BEGIN Given data

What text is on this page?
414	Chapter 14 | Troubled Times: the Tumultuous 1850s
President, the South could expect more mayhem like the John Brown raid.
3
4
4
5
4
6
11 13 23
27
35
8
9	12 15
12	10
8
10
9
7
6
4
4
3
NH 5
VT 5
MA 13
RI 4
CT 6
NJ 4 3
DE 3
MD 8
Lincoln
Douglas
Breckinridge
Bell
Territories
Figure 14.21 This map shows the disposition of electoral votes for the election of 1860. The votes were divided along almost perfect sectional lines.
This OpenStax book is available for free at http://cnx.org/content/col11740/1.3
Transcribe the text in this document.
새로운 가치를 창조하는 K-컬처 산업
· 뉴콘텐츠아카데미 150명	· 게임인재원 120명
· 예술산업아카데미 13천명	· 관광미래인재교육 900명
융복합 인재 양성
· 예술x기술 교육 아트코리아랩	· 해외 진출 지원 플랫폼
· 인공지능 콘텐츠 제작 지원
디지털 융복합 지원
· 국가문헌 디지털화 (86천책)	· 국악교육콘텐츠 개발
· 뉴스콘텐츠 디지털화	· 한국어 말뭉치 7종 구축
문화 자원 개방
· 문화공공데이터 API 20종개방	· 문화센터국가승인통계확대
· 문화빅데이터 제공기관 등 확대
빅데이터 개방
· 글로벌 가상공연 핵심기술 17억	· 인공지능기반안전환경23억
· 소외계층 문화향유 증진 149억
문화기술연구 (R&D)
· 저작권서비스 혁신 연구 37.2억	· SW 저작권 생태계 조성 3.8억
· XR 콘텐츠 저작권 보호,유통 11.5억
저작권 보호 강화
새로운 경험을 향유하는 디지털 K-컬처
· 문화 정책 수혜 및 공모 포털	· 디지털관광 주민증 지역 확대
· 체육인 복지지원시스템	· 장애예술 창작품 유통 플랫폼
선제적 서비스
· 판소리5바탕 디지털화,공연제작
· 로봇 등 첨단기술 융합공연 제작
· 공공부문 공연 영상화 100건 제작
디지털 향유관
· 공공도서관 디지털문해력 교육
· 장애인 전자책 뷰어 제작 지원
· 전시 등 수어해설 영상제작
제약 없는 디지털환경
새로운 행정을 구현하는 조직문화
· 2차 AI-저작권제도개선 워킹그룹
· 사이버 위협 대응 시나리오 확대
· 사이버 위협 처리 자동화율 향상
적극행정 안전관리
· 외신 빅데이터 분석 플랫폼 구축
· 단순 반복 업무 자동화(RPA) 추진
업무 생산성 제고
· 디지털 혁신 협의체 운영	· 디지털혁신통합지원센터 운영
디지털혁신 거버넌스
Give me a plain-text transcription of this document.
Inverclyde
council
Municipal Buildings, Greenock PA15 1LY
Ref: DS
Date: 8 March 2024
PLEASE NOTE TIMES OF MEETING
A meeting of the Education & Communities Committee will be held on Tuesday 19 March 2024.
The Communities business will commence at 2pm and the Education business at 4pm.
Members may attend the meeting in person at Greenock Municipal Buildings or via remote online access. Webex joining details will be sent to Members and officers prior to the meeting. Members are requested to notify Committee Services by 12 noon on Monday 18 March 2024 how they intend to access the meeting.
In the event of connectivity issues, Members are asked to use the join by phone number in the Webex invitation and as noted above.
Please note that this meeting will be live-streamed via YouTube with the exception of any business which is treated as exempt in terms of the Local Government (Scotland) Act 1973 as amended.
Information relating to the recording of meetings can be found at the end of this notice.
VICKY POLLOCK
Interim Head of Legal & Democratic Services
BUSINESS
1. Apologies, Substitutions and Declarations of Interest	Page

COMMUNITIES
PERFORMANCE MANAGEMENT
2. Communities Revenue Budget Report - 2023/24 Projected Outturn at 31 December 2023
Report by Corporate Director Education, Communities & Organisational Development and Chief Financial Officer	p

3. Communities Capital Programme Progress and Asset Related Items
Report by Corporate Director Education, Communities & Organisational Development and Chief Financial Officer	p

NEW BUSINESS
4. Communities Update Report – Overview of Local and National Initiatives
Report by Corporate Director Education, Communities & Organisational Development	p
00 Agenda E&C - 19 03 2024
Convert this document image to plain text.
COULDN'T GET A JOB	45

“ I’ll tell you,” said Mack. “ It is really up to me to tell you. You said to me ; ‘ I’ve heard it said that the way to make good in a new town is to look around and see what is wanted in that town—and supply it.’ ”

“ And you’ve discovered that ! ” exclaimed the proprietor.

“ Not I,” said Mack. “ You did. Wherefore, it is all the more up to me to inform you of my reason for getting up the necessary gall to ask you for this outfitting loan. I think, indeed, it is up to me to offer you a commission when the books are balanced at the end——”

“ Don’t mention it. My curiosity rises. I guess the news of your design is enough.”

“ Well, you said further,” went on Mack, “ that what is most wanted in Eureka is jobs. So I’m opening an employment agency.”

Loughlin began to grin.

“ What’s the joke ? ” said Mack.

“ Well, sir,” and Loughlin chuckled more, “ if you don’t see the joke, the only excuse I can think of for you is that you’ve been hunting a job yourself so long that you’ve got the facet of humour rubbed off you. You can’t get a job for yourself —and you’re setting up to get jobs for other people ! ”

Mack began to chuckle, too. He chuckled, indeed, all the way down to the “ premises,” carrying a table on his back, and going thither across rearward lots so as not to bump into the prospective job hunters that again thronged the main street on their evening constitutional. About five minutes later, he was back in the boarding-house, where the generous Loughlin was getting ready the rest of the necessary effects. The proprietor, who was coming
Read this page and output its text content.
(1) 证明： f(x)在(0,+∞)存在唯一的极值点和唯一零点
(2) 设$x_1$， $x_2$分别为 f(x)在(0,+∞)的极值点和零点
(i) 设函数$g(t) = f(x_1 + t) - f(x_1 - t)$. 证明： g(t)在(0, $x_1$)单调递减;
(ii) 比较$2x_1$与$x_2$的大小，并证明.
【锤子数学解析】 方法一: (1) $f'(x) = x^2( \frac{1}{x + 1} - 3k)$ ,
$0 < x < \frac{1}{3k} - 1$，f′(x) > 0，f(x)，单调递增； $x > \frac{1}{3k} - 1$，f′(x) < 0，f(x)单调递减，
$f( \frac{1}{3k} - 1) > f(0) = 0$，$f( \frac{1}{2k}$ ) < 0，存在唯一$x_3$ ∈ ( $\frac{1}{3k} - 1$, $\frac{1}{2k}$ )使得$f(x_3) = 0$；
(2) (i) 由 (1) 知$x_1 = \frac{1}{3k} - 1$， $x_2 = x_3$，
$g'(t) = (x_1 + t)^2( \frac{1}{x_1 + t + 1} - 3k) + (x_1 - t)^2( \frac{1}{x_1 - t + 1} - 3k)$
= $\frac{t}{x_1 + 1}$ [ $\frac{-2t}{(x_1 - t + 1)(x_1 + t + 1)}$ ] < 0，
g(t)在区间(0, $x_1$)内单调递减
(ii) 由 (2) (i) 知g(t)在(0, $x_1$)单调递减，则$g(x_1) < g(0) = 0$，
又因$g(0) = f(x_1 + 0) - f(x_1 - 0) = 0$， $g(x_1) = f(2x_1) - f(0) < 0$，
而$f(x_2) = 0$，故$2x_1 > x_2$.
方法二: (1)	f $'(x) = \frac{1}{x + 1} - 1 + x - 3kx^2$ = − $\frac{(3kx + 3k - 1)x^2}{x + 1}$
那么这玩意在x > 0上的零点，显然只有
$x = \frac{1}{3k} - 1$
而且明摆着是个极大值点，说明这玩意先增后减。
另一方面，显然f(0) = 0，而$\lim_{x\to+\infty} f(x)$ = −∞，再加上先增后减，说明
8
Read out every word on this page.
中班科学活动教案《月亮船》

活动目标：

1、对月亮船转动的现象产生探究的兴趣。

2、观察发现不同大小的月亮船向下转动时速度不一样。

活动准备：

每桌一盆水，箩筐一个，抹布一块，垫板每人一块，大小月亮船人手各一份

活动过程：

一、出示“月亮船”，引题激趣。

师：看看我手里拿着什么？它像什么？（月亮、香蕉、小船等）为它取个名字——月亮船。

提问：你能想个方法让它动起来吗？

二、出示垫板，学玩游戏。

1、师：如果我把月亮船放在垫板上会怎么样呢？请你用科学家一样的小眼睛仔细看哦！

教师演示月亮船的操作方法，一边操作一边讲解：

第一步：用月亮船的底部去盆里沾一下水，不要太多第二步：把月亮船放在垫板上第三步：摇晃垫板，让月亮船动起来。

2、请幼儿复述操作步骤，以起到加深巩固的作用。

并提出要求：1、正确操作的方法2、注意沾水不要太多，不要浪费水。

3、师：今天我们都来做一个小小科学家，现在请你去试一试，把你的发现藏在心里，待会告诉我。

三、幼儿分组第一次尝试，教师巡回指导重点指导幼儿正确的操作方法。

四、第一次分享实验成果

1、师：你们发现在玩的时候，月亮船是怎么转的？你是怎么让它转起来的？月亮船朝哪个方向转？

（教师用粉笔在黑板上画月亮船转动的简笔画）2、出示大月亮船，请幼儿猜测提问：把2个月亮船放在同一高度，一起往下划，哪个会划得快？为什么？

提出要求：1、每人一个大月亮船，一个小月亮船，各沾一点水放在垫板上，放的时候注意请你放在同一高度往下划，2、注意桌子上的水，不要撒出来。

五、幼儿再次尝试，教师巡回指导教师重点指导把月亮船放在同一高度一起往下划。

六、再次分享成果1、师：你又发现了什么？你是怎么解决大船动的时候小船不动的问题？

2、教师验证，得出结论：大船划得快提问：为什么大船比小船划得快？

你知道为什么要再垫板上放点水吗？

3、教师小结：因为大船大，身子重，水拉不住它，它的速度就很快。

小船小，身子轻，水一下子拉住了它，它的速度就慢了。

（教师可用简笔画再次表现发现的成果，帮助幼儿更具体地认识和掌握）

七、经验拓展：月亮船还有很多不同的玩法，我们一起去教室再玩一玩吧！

END Given data

Pull out and copy each line containing the string "document".

Transcribe the text in this document.
Give me a plain-text transcription of this document.
Convert this document image to plain text.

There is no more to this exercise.